"""

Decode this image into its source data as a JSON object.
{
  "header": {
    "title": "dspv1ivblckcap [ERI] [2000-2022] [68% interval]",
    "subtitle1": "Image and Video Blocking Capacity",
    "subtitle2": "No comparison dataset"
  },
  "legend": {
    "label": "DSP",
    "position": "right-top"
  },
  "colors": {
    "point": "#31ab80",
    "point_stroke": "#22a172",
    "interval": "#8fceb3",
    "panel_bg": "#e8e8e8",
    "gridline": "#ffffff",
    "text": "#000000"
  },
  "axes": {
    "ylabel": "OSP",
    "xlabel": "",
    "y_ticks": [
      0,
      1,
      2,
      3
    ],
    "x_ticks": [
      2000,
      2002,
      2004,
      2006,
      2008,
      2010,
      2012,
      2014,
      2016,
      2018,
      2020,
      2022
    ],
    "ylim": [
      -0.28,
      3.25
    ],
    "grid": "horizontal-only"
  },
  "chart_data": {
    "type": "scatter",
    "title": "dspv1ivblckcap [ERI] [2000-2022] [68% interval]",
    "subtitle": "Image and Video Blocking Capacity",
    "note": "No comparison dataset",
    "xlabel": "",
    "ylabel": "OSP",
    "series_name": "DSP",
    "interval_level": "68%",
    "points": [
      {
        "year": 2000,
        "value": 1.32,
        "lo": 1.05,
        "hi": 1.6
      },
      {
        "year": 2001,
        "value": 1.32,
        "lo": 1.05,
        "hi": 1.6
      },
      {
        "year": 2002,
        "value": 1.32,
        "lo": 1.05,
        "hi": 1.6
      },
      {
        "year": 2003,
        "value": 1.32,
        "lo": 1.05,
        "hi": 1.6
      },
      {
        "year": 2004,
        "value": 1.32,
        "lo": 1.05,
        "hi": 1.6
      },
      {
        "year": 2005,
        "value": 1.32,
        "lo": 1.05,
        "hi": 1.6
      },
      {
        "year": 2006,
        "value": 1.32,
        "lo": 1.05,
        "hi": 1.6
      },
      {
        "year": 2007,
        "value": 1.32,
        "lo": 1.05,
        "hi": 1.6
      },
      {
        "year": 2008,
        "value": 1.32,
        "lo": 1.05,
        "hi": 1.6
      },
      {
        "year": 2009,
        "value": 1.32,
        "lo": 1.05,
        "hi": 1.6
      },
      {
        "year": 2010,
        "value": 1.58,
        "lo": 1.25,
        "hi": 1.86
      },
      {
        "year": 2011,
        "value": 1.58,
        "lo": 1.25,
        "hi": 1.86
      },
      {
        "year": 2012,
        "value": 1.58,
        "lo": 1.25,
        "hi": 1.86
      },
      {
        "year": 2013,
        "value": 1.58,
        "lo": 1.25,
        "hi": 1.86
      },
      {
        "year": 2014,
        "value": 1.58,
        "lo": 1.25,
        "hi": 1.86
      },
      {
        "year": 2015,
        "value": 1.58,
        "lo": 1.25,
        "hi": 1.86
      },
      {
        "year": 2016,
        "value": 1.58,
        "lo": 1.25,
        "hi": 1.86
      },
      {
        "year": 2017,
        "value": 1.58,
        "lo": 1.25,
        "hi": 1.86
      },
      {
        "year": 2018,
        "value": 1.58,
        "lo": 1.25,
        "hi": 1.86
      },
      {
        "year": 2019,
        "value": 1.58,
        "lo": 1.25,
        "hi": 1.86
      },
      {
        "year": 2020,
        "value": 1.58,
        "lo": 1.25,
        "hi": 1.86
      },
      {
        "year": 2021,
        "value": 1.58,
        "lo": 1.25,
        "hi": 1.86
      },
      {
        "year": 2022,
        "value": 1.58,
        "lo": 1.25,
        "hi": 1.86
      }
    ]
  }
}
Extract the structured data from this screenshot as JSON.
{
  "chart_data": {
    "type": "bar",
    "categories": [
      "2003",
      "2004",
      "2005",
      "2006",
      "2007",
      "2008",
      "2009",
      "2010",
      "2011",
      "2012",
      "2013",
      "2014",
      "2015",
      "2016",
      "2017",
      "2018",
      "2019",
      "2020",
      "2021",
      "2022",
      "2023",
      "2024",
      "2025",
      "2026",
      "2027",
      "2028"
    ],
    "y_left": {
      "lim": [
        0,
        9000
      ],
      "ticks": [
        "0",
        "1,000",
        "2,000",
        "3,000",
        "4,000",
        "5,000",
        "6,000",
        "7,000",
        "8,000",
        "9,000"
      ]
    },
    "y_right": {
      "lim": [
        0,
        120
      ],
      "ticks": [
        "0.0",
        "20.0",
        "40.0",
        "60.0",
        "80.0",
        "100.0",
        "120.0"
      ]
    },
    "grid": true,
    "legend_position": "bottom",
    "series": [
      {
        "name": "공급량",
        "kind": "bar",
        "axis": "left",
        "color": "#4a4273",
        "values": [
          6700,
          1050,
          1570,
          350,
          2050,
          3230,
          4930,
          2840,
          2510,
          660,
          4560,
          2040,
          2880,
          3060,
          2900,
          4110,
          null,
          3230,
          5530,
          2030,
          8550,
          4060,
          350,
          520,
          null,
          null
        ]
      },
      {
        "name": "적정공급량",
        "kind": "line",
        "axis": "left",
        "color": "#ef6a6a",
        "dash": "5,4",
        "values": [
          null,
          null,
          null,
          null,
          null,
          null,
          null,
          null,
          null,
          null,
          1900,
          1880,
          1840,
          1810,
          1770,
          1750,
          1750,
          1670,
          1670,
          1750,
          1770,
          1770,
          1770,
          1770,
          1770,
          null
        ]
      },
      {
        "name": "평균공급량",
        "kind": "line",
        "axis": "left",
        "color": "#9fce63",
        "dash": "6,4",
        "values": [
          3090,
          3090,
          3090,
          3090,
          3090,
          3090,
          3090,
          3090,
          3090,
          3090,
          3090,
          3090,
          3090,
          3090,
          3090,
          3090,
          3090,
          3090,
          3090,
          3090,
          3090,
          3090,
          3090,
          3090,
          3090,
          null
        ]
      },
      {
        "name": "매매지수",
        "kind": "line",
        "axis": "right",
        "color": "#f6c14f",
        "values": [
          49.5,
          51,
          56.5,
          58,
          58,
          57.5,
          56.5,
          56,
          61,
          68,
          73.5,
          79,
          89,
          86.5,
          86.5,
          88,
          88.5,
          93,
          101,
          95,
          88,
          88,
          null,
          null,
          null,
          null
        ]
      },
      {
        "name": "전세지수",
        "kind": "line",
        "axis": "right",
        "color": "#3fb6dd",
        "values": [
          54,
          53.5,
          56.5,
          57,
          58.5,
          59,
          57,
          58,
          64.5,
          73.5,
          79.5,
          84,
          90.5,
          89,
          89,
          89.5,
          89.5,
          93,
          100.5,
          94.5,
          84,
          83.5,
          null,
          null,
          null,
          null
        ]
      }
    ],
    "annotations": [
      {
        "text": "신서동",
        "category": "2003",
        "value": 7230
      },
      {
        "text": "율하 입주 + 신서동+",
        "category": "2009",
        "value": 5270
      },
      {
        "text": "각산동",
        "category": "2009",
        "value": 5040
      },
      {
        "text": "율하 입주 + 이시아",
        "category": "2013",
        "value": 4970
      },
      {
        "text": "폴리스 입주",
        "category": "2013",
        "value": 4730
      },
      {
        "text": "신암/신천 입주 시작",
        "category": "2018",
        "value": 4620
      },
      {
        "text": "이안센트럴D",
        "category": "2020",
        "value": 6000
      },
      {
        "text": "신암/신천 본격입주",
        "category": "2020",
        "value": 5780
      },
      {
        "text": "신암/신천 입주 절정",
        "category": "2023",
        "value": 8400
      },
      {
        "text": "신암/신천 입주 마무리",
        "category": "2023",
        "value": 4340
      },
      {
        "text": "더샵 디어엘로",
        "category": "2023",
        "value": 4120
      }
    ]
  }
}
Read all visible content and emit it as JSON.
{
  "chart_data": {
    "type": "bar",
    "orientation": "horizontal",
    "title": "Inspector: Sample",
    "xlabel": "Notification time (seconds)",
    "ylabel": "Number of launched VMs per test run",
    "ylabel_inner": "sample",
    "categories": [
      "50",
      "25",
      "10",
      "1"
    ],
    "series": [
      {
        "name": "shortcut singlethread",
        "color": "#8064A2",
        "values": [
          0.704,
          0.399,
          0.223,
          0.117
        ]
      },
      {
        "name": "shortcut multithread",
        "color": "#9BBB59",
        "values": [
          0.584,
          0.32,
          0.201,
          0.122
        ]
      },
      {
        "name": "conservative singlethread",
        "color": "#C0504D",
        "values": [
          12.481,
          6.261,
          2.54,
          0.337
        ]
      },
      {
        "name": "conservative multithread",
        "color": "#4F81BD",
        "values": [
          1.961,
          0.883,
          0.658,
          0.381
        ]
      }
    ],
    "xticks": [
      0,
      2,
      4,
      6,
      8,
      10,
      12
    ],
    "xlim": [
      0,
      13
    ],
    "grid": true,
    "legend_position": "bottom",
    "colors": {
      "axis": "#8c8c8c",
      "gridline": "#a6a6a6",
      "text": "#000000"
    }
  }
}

"""

▸ **Set task**
Your answer should be a single number: the count of lines holding the word "comparison".

▸ **Problem solution**
2